_Problem details_: Which lines of the records contain "from"? Collect every one of them.

_Dataset rows_:

****************************************

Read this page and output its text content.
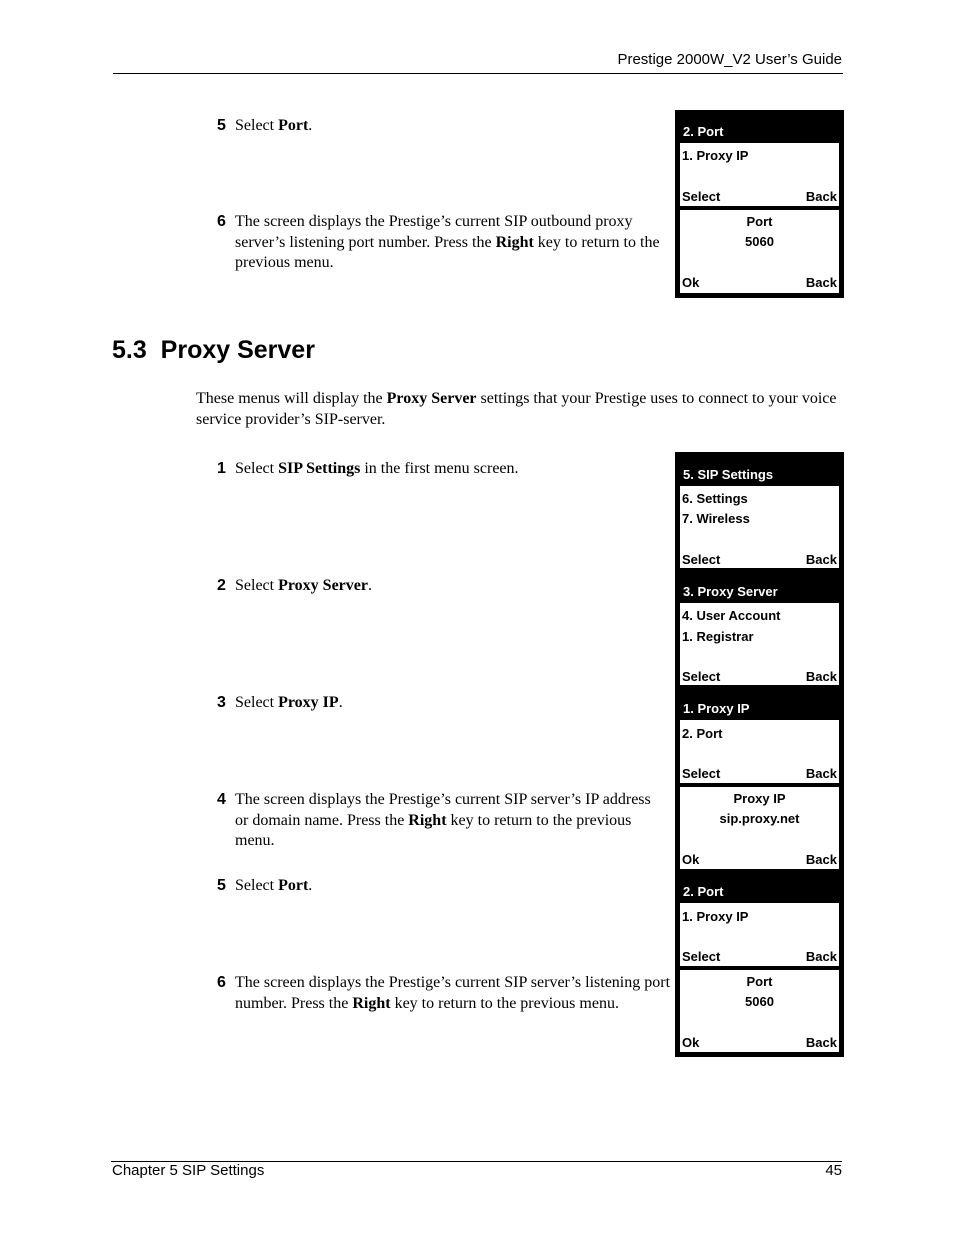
Prestige 2000W_V2 User’s Guide
5 Select Port.
6 The screen displays the Prestige’s current SIP outbound proxy server’s listening port number. Press the Right key to return to the previous menu.
2. Port
1. Proxy IP
Select	Back
Port
5060
Ok	Back
5.3 Proxy Server
These menus will display the Proxy Server settings that your Prestige uses to connect to your voice service provider’s SIP-server.
1 Select SIP Settings in the first menu screen.
2 Select Proxy Server.
3 Select Proxy IP.
4 The screen displays the Prestige’s current SIP server’s IP address or domain name. Press the Right key to return to the previous menu.
5 Select Port.
6 The screen displays the Prestige’s current SIP server’s listening port number. Press the Right key to return to the previous menu.
5. SIP Settings
6. Settings
7. Wireless
Select	Back
3. Proxy Server
4. User Account
1. Registrar
Select	Back
1. Proxy IP
2. Port
Select	Back
Proxy IP
sip.proxy.net
Ok	Back
2. Port
1. Proxy IP
Select	Back
Port
5060
Ok	Back
Chapter 5 SIP Settings	45
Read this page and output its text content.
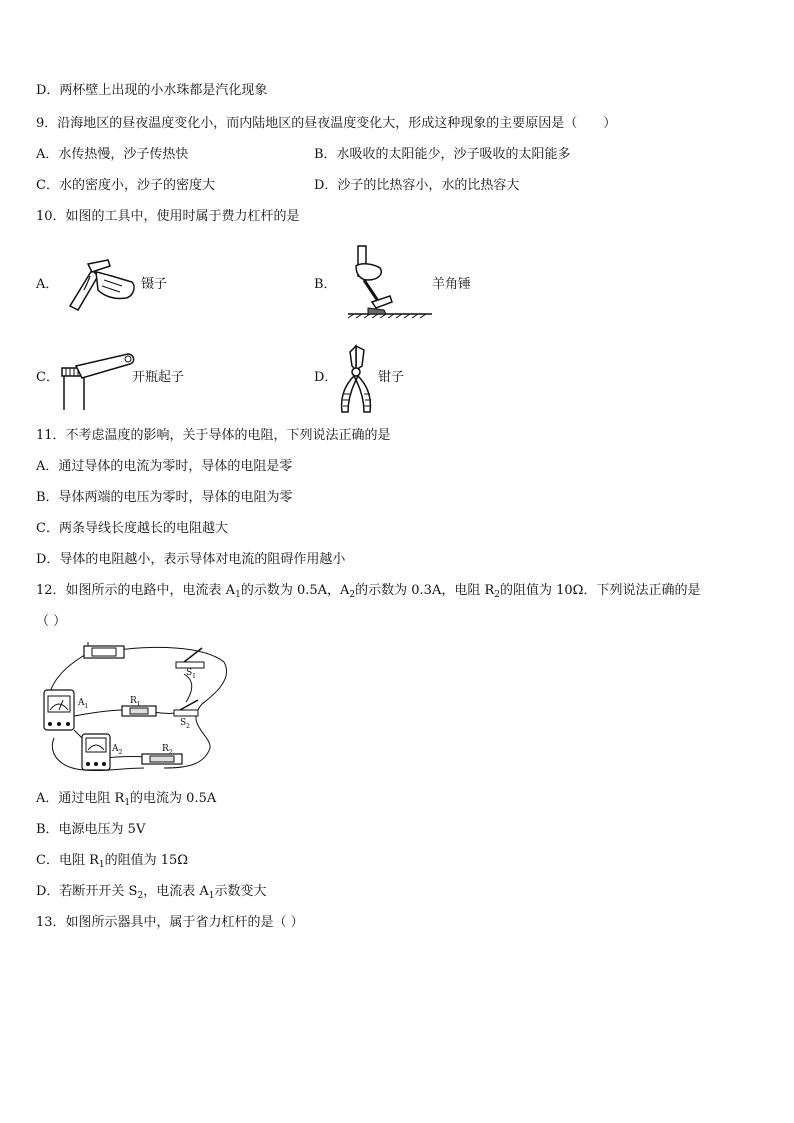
D．两杯壁上出现的小水珠都是汽化现象
9．沿海地区的昼夜温度变化小，而内陆地区的昼夜温度变化大，形成这种现象的主要原因是（　　）
A．水传热慢，沙子传热快	B．水吸收的太阳能少，沙子吸收的太阳能多
C．水的密度小，沙子的密度大	D．沙子的比热容小，水的比热容大
10．如图的工具中，使用时属于费力杠杆的是
A．	镊子	B．	羊角锤
C．	开瓶起子	D．	钳子
11．不考虑温度的影响，关于导体的电阻，下列说法正确的是
A．通过导体的电流为零时，导体的电阻是零
B．导体两端的电压为零时，导体的电阻为零
C．两条导线长度越长的电阻越大
D．导体的电阻越小，表示导体对电流的阻碍作用越小
12．如图所示的电路中，电流表 $A_1$的示数为 0.5A，$A_2$的示数为 0.3A，电阻 $R_2$的阻值为 10Ω．下列说法正确的是
（ ）
$S_1$
$A_1$
$R_1$
$S_2$
$A_2$	$R_2$
A．通过电阻 $R_1$的电流为 0.5A
B．电源电压为 5V
C．电阻 $R_1$的阻值为 15Ω
D．若断开开关 $S_2$，电流表 $A_1$示数变大
13．如图所示器具中，属于省力杠杆的是（ ）
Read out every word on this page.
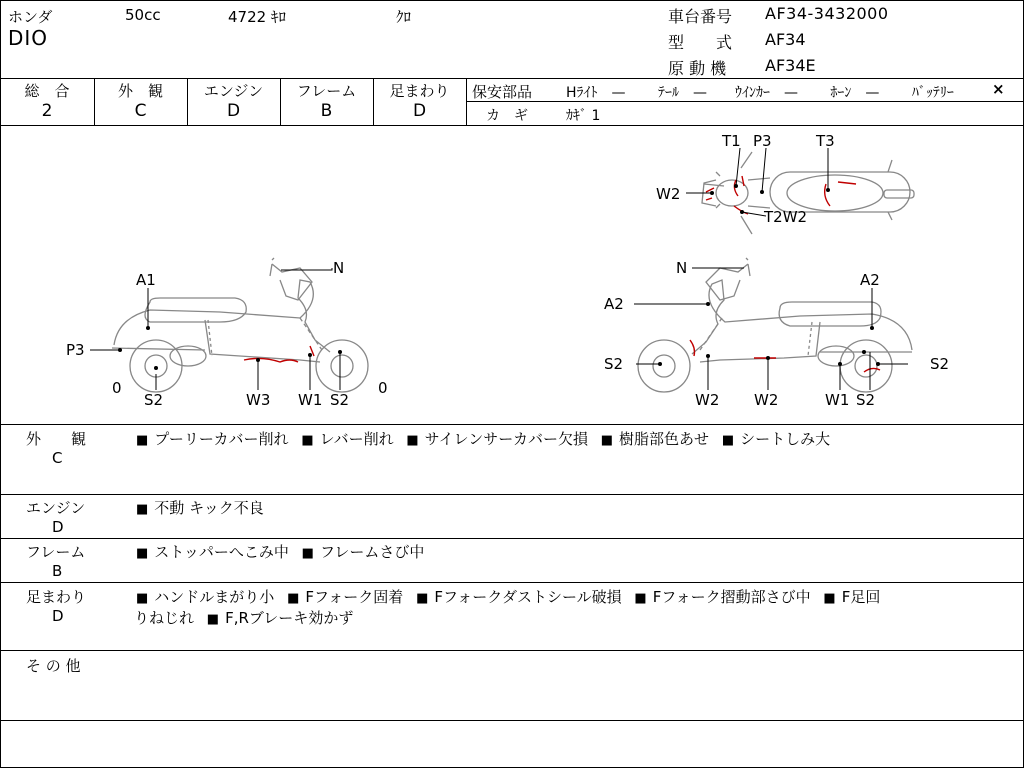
ホンダ	50cc	4722 ｷﾛ	ｸﾛ
DIO
車台番号 AF34-3432000
型　　式 AF34
原 動 機 AF34E
総　合
2
外　観
C
エンジン
D
フレーム
B
足まわり
D
保安部品 Hﾗｲﾄ　—　　 ﾃｰﾙ　—　　ｳｲﾝｶｰ　—　　 ﾎｰﾝ　—　　 ﾊﾞｯﾃﾘｰ	×
カ　ギ	ｶｷﾞ 1
T1 P3	T3
W2
T2W2
N
A1
P3
0
S2	W3 W1 S2
0
N
A2
A2
S2	S2
W2 W2	W1 S2
外　　観
C
■ プーリーカバー削れ ■ レバー削れ ■ サイレンサーカバー欠損 ■ 樹脂部色あせ ■ シートしみ大
エンジン
D
■ 不動 キック不良
フレーム
B
■ ストッパーへこみ中 ■ フレームさび中
足まわり
D
■ ハンドルまがり小 ■ Fフォーク固着 ■ Fフォークダストシール破損 ■ Fフォーク摺動部さび中 ■ F足回
りねじれ ■ F,Rブレーキ効かず
そ の 他
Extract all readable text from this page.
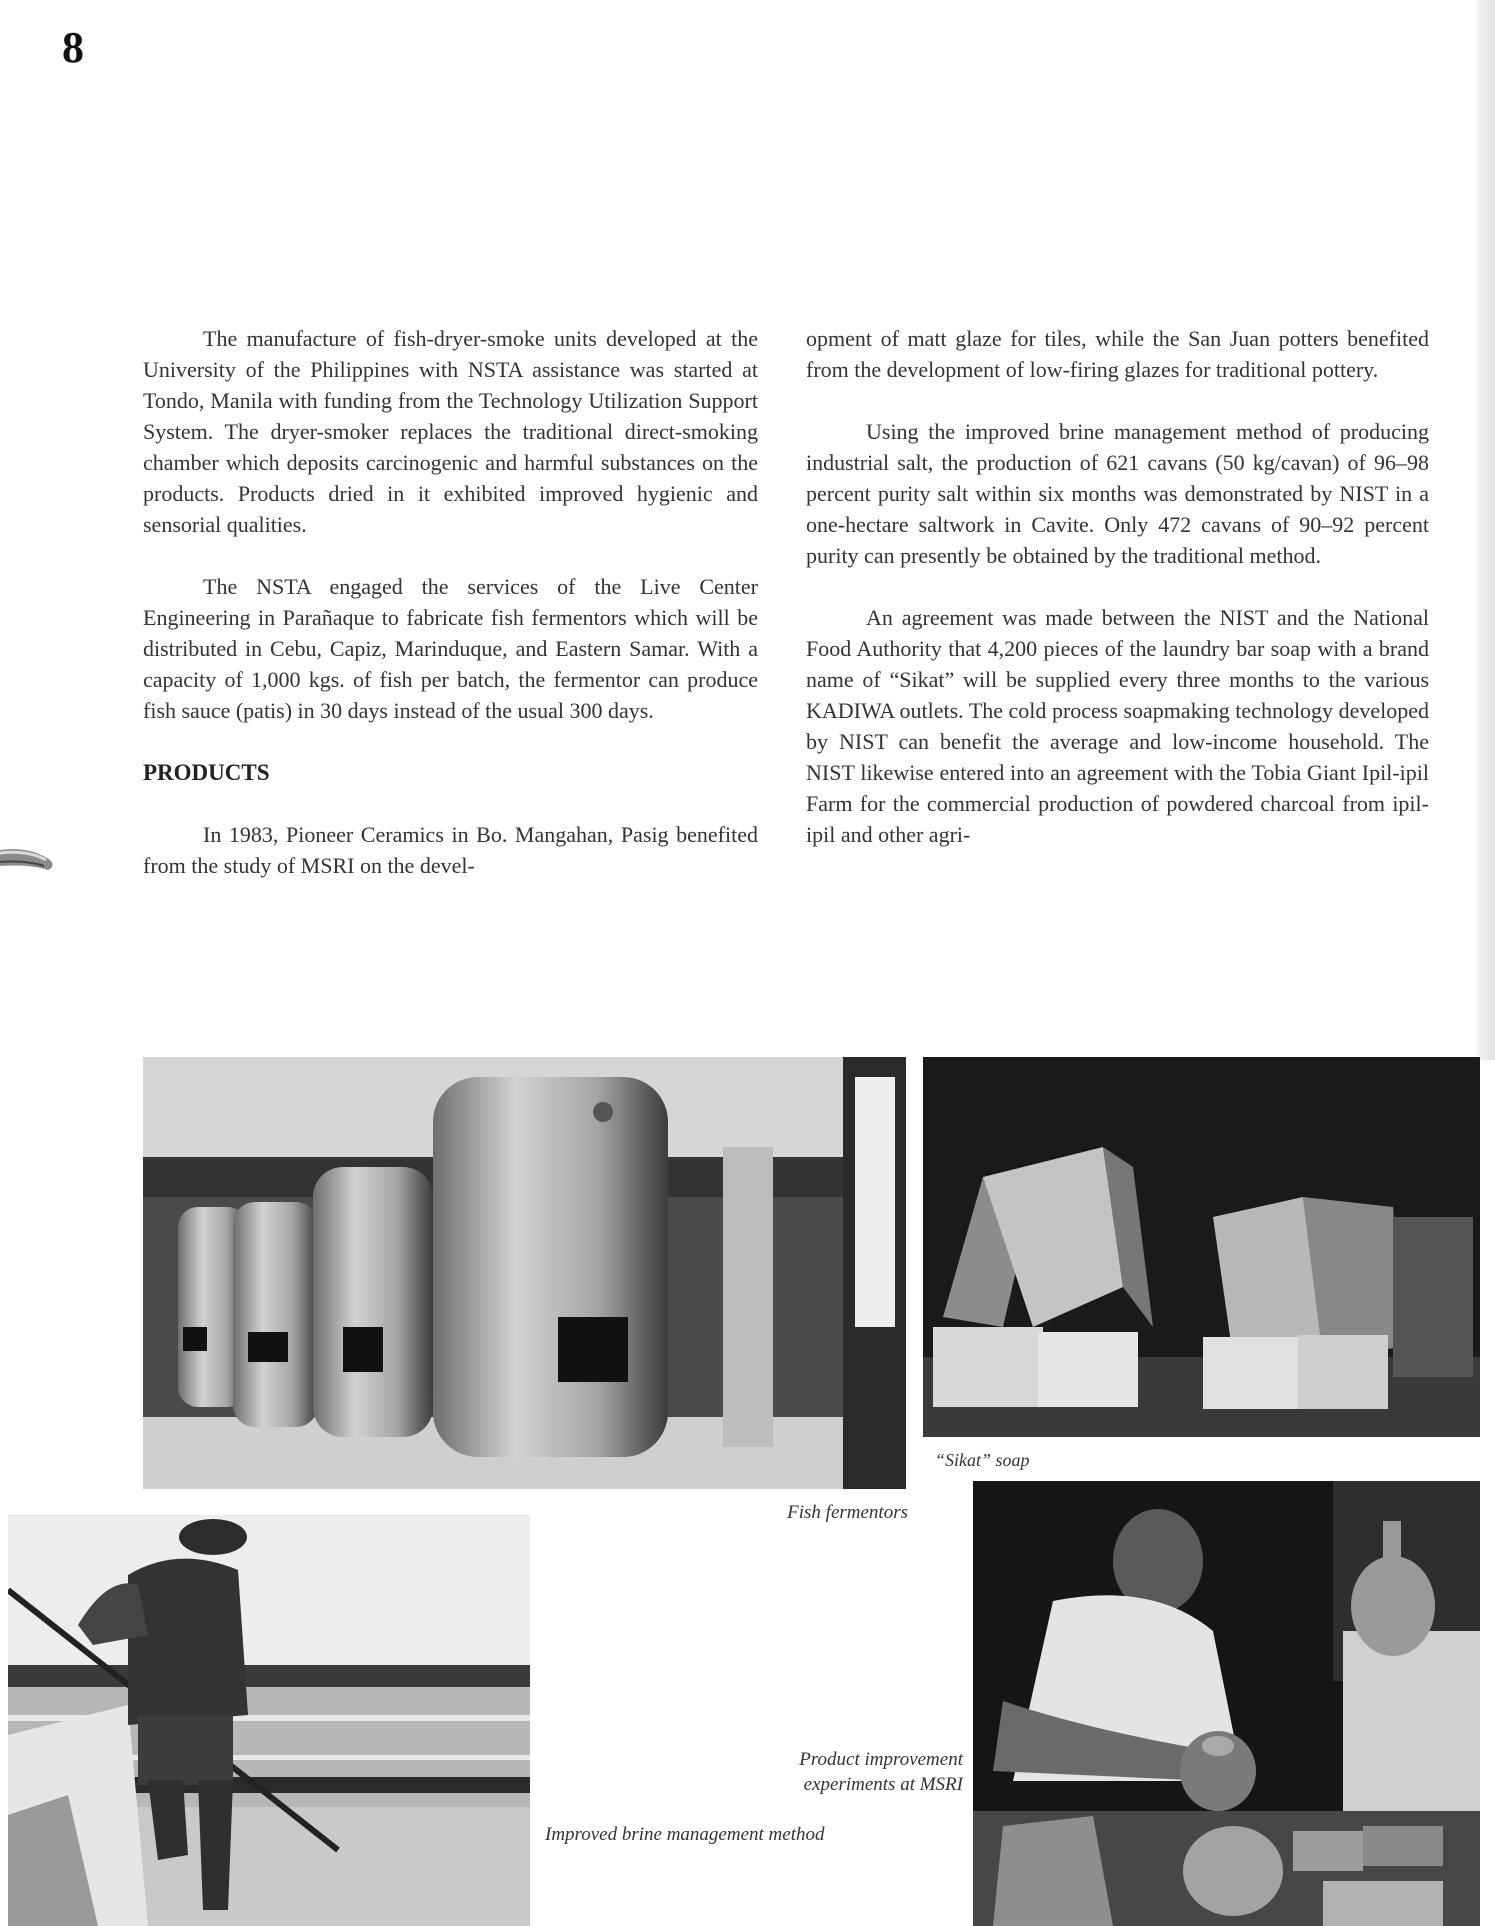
8

The manufacture of fish-dryer-smoke units developed at the University of the Philippines with NSTA assistance was started at Tondo, Manila with funding from the Technology Utilization Support System. The dryer-smoker replaces the traditional direct-smoking chamber which deposits carcinogenic and harmful substances on the products. Products dried in it exhibited improved hygienic and sensorial qualities.

The NSTA engaged the services of the Live Center Engineering in Parañaque to fabricate fish fermentors which will be distributed in Cebu, Capiz, Marinduque, and Eastern Samar. With a capacity of 1,000 kgs. of fish per batch, the fermentor can produce fish sauce (patis) in 30 days instead of the usual 300 days.

PRODUCTS

In 1983, Pioneer Ceramics in Bo. Mangahan, Pasig benefited from the study of MSRI on the devel-

opment of matt glaze for tiles, while the San Juan potters benefited from the development of low-firing glazes for traditional pottery.

Using the improved brine management method of producing industrial salt, the production of 621 cavans (50 kg/cavan) of 96–98 percent purity salt within six months was demonstrated by NIST in a one-hectare saltwork in Cavite. Only 472 cavans of 90–92 percent purity can presently be obtained by the traditional method.

An agreement was made between the NIST and the National Food Authority that 4,200 pieces of the laundry bar soap with a brand name of “Sikat” will be supplied every three months to the various KADIWA outlets. The cold process soapmaking technology developed by NIST can benefit the average and low-income household. The NIST likewise entered into an agreement with the Tobia Giant Ipil-ipil Farm for the commercial production of powdered charcoal from ipil-ipil and other agri-

Fish fermentors
“Sikat” soap
Product improvement experiments at MSRI
Improved brine management method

****************************************

_Exercise response_:
Extract all readable text from this page.
The manufacture of fish-dryer-smoke units developed at the University of the Philippines with NSTA assistance was started at Tondo, Manila with funding from the Technology Utilization Support System. The dryer-smoker replaces the traditional direct-smoking chamber which deposits carcinogenic and harmful substances on the products. Products dried in it exhibited improved hygienic and sensorial qualities.
In 1983, Pioneer Ceramics in Bo. Mangahan, Pasig benefited from the study of MSRI on the devel-
opment of matt glaze for tiles, while the San Juan potters benefited from the development of low-firing glazes for traditional pottery.
An agreement was made between the NIST and the National Food Authority that 4,200 pieces of the laundry bar soap with a brand name of “Sikat” will be supplied every three months to the various KADIWA outlets. The cold process soapmaking technology developed by NIST can benefit the average and low-income household. The NIST likewise entered into an agreement with the Tobia Giant Ipil-ipil Farm for the commercial production of powdered charcoal from ipil-ipil and other agri-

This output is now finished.